■ Records provided ■
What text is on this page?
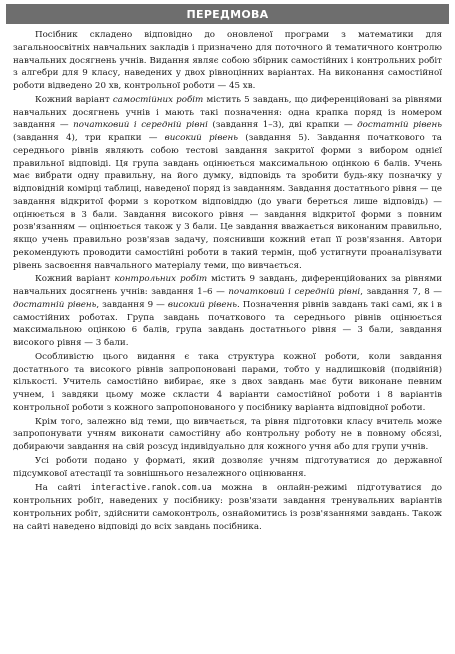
ПЕРЕДМОВА

Посібник складено відповідно до оновленої програми з математики для загальноосвітніх навчальних закладів і призначено для поточного й тематичного контролю навчальних досягнень учнів. Видання являє собою збірник самостійних і контрольних робіт з алгебри для 9 класу, наведених у двох рівноцінних варіантах. На виконання самостійної роботи відведено 20 хв, контрольної роботи — 45 хв.

Кожний варіант самостійних робіт містить 5 завдань, що диференційовані за рівнями навчальних досягнень учнів і мають такі позначення: одна крапка поряд із номером завдання — початковий і середній рівні (завдання 1–3), дві крапки — достатній рівень (завдання 4), три крапки — високий рівень (завдання 5). Завдання початкового та середнього рівнів являють собою тестові завдання закритої форми з вибором однієї правильної відповіді. Ця група завдань оцінюється максимальною оцінкою 6 балів. Учень має вибрати одну правильну, на його думку, відповідь та зробити будь-яку позначку у відповідній комірці таблиці, наведеної поряд із завданням. Завдання достатнього рівня — це завдання відкритої форми з коротком відповіддю (до уваги береться лише відповідь) — оцінюється в 3 бали. Завдання високого рівня — завдання відкритої форми з повним розв'язанням — оцінюється також у 3 бали. Це завдання вважається виконаним правильно, якщо учень правильно розв'язав задачу, пояснивши кожний етап її розв'язання. Автори рекомендують проводити самостійні роботи в такий термін, щоб устигнути проаналізувати рівень засвоєння навчального матеріалу теми, що вивчається.

Кожний варіант контрольних робіт містить 9 завдань, диференційованих за рівнями навчальних досягнень учнів: завдання 1–6 — початковий і середній рівні, завдання 7, 8 — достатній рівень, завдання 9 — високий рівень. Позначення рівнів завдань такі самі, як і в самостійних роботах. Група завдань початкового та середнього рівнів оцінюється максимальною оцінкою 6 балів, група завдань достатнього рівня — 3 бали, завдання високого рівня — 3 бали.

Особливістю цього видання є така структура кожної роботи, коли завдання достатнього та високого рівнів запропоновані парами, тобто у надлишковій (подвійній) кількості. Учитель самостійно вибирає, яке з двох завдань має бути виконане певним учнем, і завдяки цьому може скласти 4 варіанти самостійної роботи і 8 варіантів контрольної роботи з кожного запропонованого у посібнику варіанта відповідної роботи.

Крім того, залежно від теми, що вивчається, та рівня підготовки класу вчитель може запропонувати учням виконати самостійну або контрольну роботу не в повному обсязі, добираючи завдання на свій розсуд індивідуально для кожного учня або для групи учнів.

Усі роботи подано у форматі, який дозволяє учням підготуватися до державної підсумкової атестації та зовнішнього незалежного оцінювання.

На сайті interactive.ranok.com.ua можна в онлайн-режимі підготуватися до контрольних робіт, наведених у посібнику: розв'язати завдання тренувальних варіантів контрольних робіт, здійснити самоконтроль, ознайомитись із розв'язаннями завдань. Також на сайті наведено відповіді до всіх завдань посібника.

■ Stated goal ■
Repeat each entry above word for word, leaving every picture out.

■ Solution for this problem ■
What text is on this page?
ПЕРЕДМОВА

Посібник складено відповідно до оновленої програми з математики для загальноосвітніх навчальних закладів і призначено для поточного й тематичного контролю навчальних досягнень учнів. Видання являє собою збірник самостійних і контрольних робіт з алгебри для 9 класу, наведених у двох рівноцінних варіантах. На виконання самостійної роботи відведено 20 хв, контрольної роботи — 45 хв.

Кожний варіант самостійних робіт містить 5 завдань, що диференційовані за рівнями навчальних досягнень учнів і мають такі позначення: одна крапка поряд із номером завдання — початковий і середній рівні (завдання 1–3), дві крапки — достатній рівень (завдання 4), три крапки — високий рівень (завдання 5). Завдання початкового та середнього рівнів являють собою тестові завдання закритої форми з вибором однієї правильної відповіді. Ця група завдань оцінюється максимальною оцінкою 6 балів. Учень має вибрати одну правильну, на його думку, відповідь та зробити будь-яку позначку у відповідній комірці таблиці, наведеної поряд із завданням. Завдання достатнього рівня — це завдання відкритої форми з коротком відповіддю (до уваги береться лише відповідь) — оцінюється в 3 бали. Завдання високого рівня — завдання відкритої форми з повним розв'язанням — оцінюється також у 3 бали. Це завдання вважається виконаним правильно, якщо учень правильно розв'язав задачу, пояснивши кожний етап її розв'язання. Автори рекомендують проводити самостійні роботи в такий термін, щоб устигнути проаналізувати рівень засвоєння навчального матеріалу теми, що вивчається.

Кожний варіант контрольних робіт містить 9 завдань, диференційованих за рівнями навчальних досягнень учнів: завдання 1–6 — початковий і середній рівні, завдання 7, 8 — достатній рівень, завдання 9 — високий рівень. Позначення рівнів завдань такі самі, як і в самостійних роботах. Група завдань початкового та середнього рівнів оцінюється максимальною оцінкою 6 балів, група завдань достатнього рівня — 3 бали, завдання високого рівня — 3 бали.

Особливістю цього видання є така структура кожної роботи, коли завдання достатнього та високого рівнів запропоновані парами, тобто у надлишковій (подвійній) кількості. Учитель самостійно вибирає, яке з двох завдань має бути виконане певним учнем, і завдяки цьому може скласти 4 варіанти самостійної роботи і 8 варіантів контрольної роботи з кожного запропонованого у посібнику варіанта відповідної роботи.

Крім того, залежно від теми, що вивчається, та рівня підготовки класу вчитель може запропонувати учням виконати самостійну або контрольну роботу не в повному обсязі, добираючи завдання на свій розсуд індивідуально для кожного учня або для групи учнів.

Усі роботи подано у форматі, який дозволяє учням підготуватися до державної підсумкової атестації та зовнішнього незалежного оцінювання.

На сайті interactive.ranok.com.ua можна в онлайн-режимі підготуватися до контрольних робіт, наведених у посібнику: розв'язати завдання тренувальних варіантів контрольних робіт, здійснити самоконтроль, ознайомитись із розв'язаннями завдань. Також на сайті наведено відповіді до всіх завдань посібника.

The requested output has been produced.